[Exercise requirements] Pull every line containing the word "cambiare" from the records.

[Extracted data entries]
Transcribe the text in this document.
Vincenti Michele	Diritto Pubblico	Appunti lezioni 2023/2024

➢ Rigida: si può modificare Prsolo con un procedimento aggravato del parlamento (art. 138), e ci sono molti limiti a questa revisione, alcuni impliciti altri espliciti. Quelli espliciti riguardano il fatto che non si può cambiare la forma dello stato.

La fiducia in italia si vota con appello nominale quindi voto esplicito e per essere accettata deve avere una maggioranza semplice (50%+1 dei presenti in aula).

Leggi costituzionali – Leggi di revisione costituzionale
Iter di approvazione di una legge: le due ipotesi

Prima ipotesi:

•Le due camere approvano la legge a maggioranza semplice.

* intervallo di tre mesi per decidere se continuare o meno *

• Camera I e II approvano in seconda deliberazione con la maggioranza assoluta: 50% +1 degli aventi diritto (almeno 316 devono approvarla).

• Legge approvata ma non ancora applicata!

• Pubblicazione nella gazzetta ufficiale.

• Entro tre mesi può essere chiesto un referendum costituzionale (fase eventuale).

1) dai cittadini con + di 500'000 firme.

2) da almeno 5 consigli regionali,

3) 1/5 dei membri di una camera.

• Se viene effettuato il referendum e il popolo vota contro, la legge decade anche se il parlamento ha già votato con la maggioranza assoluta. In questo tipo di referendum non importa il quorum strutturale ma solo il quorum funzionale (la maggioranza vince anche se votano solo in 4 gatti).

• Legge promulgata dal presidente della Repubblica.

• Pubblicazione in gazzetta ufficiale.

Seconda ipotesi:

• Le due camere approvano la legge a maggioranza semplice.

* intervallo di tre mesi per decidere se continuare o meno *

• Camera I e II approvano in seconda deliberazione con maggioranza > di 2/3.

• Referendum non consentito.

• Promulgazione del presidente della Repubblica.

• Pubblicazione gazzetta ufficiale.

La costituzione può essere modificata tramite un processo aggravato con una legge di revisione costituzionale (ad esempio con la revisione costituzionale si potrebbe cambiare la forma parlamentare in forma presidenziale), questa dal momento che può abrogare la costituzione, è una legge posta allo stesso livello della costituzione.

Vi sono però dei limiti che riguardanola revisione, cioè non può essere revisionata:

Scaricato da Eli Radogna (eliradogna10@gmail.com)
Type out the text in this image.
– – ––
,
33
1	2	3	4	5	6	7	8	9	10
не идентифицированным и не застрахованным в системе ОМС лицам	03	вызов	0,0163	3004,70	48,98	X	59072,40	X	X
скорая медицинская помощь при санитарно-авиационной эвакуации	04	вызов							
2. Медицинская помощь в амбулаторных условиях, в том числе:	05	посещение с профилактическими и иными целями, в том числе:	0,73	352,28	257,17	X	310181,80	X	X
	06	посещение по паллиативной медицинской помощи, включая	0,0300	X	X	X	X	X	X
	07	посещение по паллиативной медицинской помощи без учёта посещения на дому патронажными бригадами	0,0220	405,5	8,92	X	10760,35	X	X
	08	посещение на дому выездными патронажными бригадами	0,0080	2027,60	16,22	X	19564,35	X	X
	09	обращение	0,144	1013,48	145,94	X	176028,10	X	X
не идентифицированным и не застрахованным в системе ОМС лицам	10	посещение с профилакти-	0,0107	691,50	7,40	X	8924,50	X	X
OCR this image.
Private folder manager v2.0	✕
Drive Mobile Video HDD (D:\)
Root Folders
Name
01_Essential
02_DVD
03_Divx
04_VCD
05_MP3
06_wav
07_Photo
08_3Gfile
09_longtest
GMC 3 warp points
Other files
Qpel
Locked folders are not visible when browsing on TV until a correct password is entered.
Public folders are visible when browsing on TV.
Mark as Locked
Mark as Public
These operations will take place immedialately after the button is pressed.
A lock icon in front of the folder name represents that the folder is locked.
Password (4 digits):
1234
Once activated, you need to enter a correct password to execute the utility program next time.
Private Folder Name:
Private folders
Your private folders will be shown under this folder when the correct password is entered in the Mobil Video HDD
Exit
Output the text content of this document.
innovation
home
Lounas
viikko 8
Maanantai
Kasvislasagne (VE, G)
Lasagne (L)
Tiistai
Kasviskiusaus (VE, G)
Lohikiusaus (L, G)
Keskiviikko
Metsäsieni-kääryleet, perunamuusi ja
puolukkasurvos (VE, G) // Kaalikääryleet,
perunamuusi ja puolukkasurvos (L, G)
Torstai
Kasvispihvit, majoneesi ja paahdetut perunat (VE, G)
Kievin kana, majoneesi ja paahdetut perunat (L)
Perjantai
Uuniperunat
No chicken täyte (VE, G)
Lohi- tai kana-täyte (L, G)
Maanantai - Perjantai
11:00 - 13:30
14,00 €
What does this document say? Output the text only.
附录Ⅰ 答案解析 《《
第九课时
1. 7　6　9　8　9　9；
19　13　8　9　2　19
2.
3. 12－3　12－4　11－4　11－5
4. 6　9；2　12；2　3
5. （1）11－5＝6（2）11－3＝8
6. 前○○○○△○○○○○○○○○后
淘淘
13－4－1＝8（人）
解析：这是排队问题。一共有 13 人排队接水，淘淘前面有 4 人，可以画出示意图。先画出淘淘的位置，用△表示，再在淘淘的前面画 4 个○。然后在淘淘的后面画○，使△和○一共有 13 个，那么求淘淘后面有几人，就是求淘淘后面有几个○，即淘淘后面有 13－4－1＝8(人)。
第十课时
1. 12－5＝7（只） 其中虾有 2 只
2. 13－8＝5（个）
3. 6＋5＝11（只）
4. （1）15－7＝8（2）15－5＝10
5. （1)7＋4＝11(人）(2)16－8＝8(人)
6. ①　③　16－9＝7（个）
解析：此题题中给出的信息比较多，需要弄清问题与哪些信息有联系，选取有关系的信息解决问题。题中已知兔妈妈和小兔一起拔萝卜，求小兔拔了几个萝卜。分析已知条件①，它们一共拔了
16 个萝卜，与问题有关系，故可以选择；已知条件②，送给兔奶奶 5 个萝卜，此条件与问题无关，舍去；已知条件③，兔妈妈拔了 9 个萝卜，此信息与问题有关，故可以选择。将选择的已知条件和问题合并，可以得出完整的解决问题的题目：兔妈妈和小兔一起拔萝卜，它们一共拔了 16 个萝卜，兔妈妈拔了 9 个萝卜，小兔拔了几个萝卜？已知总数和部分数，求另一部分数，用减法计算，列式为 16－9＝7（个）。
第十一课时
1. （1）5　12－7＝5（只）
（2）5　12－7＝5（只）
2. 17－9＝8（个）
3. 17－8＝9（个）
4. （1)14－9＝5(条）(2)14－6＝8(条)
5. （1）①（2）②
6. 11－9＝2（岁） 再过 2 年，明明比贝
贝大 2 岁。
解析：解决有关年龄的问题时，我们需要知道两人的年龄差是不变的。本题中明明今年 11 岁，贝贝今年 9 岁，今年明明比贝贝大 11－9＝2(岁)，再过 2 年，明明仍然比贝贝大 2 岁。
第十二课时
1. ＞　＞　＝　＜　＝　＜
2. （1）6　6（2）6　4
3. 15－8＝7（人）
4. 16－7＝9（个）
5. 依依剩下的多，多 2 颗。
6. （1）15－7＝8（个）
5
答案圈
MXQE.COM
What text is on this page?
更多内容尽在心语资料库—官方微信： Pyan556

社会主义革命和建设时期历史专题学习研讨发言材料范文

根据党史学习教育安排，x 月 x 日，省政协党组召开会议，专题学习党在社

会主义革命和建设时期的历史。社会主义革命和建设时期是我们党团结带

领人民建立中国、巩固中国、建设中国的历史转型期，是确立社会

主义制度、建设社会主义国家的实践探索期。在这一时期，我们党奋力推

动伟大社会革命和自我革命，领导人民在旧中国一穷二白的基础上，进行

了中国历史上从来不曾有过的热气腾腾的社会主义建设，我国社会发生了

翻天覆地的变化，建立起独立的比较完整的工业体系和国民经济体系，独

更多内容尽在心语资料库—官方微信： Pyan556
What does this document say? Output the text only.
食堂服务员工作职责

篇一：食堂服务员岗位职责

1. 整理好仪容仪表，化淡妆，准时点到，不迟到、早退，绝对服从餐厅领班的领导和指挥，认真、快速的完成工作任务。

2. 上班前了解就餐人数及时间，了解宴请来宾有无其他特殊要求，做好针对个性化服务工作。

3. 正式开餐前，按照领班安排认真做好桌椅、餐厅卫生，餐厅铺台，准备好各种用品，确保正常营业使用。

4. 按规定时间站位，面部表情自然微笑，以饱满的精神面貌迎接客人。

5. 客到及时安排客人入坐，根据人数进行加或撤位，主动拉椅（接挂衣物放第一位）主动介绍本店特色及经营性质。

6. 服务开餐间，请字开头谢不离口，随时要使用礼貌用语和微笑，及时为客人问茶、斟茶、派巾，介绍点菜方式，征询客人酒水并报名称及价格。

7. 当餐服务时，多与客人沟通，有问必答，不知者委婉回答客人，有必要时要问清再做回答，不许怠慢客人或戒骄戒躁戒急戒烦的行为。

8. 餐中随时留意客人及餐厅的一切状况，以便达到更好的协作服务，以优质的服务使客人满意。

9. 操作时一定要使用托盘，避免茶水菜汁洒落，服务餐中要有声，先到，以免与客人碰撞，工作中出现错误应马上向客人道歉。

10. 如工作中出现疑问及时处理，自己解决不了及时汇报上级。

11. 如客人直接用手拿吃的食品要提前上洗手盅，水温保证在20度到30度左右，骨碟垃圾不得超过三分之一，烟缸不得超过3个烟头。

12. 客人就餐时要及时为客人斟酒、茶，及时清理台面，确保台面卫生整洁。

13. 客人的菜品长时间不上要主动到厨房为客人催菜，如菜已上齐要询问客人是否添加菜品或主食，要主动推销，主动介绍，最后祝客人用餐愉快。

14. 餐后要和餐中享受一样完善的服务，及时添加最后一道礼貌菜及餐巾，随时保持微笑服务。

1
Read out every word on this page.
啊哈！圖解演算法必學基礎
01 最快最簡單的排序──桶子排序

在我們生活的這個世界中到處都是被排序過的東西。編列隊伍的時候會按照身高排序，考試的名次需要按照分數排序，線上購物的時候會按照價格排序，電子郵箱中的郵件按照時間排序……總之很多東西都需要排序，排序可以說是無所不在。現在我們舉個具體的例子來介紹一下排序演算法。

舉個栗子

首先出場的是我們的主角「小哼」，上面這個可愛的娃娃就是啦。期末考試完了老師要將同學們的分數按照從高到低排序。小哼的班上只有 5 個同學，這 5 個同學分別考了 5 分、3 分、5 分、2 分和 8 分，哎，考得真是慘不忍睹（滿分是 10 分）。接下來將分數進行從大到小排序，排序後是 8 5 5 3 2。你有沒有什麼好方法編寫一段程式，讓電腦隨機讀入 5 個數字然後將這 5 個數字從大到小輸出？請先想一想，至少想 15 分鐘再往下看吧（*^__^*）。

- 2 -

[Response to this exercise]
➢ Rigida: si può modificare Prsolo con un procedimento aggravato del parlamento (art. 138), e ci sono molti limiti a questa revisione, alcuni impliciti altri espliciti. Quelli espliciti riguardano il fatto che non si può cambiare la forma dello stato.
La costituzione può essere modificata tramite un processo aggravato con una legge di revisione costituzionale (ad esempio con la revisione costituzionale si potrebbe cambiare la forma parlamentare in forma presidenziale), questa dal momento che può abrogare la costituzione, è una legge posta allo stesso livello della costituzione.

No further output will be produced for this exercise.